In the listing below, locate the lines that hold "color" and copy them.

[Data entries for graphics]
==============================

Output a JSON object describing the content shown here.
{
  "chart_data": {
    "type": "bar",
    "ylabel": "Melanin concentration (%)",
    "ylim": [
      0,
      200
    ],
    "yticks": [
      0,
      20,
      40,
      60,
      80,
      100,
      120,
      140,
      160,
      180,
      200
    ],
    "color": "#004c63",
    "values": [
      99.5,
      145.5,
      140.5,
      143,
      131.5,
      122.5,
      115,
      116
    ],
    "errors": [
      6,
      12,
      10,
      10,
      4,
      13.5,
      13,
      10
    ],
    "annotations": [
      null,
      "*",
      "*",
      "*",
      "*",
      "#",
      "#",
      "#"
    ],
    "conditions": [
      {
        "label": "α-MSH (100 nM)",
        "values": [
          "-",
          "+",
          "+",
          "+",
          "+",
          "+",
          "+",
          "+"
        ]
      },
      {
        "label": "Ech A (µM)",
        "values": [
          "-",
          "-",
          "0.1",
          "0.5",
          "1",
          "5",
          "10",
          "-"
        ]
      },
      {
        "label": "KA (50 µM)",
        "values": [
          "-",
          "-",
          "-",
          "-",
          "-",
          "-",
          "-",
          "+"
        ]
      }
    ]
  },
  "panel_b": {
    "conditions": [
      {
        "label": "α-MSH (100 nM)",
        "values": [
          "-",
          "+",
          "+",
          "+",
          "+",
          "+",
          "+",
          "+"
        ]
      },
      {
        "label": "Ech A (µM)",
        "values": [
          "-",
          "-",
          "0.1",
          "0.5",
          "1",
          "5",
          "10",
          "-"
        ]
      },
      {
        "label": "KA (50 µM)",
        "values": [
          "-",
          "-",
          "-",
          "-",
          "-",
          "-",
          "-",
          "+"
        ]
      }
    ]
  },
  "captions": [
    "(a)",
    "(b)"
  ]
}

==============================

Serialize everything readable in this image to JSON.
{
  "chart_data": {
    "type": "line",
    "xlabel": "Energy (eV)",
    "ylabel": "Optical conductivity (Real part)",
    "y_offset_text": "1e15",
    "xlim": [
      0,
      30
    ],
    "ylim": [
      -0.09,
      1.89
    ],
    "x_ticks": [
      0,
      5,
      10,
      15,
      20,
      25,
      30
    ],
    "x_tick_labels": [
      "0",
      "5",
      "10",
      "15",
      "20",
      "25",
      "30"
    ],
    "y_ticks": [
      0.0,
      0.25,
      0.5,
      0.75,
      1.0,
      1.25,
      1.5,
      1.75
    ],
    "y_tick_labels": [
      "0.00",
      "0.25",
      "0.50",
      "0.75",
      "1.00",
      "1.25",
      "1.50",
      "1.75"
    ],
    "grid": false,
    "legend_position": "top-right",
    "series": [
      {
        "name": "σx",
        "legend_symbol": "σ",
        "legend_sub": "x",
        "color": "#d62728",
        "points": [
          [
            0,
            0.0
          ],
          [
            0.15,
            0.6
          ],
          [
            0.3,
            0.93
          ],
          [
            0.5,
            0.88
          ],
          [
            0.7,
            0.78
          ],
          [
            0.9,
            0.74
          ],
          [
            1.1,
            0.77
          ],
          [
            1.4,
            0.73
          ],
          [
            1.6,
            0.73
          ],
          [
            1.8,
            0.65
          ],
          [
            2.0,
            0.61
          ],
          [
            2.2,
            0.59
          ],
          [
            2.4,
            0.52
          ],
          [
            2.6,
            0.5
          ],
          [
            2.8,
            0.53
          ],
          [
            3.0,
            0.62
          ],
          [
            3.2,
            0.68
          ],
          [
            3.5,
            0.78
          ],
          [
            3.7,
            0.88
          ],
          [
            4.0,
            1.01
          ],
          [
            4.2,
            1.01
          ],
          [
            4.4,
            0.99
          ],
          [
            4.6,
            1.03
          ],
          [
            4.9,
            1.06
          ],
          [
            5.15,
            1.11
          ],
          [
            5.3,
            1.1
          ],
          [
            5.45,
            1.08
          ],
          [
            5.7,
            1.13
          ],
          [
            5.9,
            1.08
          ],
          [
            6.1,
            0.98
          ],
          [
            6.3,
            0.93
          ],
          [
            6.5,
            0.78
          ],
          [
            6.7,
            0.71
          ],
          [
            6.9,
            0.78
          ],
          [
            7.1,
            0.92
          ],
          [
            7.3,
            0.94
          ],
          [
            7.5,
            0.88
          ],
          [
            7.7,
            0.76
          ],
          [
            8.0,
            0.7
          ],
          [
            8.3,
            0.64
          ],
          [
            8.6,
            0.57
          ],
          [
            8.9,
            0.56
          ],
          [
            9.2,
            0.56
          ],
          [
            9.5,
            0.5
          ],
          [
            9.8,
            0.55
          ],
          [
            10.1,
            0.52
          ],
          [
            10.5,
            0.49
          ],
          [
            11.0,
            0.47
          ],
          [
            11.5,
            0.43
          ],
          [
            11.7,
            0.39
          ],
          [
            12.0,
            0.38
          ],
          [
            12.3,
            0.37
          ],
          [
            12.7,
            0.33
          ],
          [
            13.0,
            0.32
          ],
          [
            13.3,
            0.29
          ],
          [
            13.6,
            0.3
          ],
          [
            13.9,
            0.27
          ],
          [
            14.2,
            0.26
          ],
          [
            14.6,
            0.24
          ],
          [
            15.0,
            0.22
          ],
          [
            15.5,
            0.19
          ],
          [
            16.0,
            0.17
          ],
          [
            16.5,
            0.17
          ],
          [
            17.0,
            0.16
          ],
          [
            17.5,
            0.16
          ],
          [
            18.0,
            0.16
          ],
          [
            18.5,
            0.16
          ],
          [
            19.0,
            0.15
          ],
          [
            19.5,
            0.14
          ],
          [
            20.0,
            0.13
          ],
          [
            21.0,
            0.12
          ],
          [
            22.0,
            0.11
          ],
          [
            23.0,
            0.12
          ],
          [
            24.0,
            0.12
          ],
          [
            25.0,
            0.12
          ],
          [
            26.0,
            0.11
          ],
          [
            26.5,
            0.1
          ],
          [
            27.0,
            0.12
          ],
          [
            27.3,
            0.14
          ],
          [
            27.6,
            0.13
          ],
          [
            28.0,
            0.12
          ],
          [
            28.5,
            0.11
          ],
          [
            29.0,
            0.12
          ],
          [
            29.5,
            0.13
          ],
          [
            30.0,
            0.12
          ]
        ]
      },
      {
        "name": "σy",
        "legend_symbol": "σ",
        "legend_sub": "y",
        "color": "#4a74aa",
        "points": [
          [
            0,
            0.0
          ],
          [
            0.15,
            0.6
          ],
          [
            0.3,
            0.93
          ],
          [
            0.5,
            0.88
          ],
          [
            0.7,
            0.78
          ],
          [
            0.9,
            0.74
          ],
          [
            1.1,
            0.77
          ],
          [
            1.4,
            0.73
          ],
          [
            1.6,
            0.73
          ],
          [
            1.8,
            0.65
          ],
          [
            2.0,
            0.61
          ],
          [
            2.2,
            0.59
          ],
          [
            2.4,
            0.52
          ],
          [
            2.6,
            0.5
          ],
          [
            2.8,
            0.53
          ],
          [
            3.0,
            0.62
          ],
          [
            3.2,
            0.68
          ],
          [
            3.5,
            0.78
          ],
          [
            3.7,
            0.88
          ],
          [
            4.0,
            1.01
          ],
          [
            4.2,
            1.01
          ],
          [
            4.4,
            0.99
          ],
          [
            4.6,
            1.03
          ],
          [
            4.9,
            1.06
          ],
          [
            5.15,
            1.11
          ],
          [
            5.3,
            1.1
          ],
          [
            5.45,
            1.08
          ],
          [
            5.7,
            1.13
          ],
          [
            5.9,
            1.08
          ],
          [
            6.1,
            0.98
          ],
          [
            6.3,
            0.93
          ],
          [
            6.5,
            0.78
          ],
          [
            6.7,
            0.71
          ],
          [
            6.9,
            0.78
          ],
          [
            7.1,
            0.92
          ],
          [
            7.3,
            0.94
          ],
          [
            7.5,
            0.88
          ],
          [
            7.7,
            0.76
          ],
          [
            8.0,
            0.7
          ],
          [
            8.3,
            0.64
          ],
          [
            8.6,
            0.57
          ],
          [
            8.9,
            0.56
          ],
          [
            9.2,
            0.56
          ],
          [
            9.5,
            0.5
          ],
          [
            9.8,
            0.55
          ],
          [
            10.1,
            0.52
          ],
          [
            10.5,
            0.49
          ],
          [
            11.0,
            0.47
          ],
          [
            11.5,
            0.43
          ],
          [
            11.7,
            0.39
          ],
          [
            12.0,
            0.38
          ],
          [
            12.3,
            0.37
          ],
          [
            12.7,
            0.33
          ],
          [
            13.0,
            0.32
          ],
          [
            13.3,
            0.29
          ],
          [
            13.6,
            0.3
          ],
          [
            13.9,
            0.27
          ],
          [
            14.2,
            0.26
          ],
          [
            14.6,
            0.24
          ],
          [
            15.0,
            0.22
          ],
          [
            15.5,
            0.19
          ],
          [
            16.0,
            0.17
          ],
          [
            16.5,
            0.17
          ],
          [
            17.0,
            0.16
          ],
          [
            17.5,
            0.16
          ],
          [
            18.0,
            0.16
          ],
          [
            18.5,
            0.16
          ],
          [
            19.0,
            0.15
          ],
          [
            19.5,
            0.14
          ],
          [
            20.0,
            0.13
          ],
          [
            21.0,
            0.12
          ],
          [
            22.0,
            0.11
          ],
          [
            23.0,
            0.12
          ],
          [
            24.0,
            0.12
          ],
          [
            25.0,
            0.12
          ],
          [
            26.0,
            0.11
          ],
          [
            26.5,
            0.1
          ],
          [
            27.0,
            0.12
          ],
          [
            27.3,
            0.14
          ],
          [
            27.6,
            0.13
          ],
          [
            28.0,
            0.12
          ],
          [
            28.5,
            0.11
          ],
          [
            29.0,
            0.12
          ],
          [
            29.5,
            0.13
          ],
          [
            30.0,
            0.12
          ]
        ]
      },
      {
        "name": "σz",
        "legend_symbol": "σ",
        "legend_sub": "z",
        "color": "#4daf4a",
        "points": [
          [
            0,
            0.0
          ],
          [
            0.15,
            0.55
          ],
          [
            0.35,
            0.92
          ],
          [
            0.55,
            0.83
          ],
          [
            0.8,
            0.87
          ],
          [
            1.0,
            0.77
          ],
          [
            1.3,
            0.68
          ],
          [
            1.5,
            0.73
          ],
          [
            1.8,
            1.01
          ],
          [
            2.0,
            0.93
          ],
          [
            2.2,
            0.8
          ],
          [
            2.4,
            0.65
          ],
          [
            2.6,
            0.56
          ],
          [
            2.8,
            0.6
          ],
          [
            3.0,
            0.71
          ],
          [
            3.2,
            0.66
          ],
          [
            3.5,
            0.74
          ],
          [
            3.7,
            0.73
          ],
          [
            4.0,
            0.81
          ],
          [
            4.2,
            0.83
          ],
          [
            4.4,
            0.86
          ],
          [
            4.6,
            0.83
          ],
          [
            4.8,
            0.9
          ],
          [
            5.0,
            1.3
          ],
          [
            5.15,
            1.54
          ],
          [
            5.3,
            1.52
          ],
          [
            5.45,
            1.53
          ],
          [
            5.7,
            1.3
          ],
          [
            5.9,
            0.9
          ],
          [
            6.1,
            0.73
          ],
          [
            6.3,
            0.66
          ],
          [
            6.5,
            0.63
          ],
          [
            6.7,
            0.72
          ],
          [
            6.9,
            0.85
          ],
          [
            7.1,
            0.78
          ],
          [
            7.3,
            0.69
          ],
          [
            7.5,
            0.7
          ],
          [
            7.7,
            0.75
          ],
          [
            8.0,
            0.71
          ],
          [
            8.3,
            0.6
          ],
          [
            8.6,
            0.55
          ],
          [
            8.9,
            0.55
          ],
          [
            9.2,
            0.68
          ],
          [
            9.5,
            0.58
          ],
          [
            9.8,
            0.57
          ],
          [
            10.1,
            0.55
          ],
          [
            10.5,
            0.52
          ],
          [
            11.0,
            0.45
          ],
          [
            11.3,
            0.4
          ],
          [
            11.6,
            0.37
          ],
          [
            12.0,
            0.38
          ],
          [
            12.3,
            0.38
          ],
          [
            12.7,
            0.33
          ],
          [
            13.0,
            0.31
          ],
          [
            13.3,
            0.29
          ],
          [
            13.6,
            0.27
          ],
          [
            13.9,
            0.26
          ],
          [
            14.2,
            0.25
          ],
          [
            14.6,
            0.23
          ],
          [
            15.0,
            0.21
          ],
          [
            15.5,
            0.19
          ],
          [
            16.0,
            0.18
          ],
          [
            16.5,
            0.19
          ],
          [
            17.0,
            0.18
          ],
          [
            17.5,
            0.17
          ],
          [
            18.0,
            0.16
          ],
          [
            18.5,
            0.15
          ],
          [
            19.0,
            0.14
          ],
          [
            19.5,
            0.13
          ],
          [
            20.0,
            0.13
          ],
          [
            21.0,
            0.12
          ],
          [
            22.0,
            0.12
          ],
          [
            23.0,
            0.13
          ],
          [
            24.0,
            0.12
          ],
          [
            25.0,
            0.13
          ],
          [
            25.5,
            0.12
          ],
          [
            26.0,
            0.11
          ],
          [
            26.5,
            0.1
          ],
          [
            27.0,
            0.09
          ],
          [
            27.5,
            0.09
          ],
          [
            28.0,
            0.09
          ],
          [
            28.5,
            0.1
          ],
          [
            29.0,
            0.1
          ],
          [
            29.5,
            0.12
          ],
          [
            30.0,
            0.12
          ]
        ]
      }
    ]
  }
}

==============================

Full answer
    "color": "#004c63",
        "color": "#d62728",
        "color": "#4a74aa",
        "color": "#4daf4a",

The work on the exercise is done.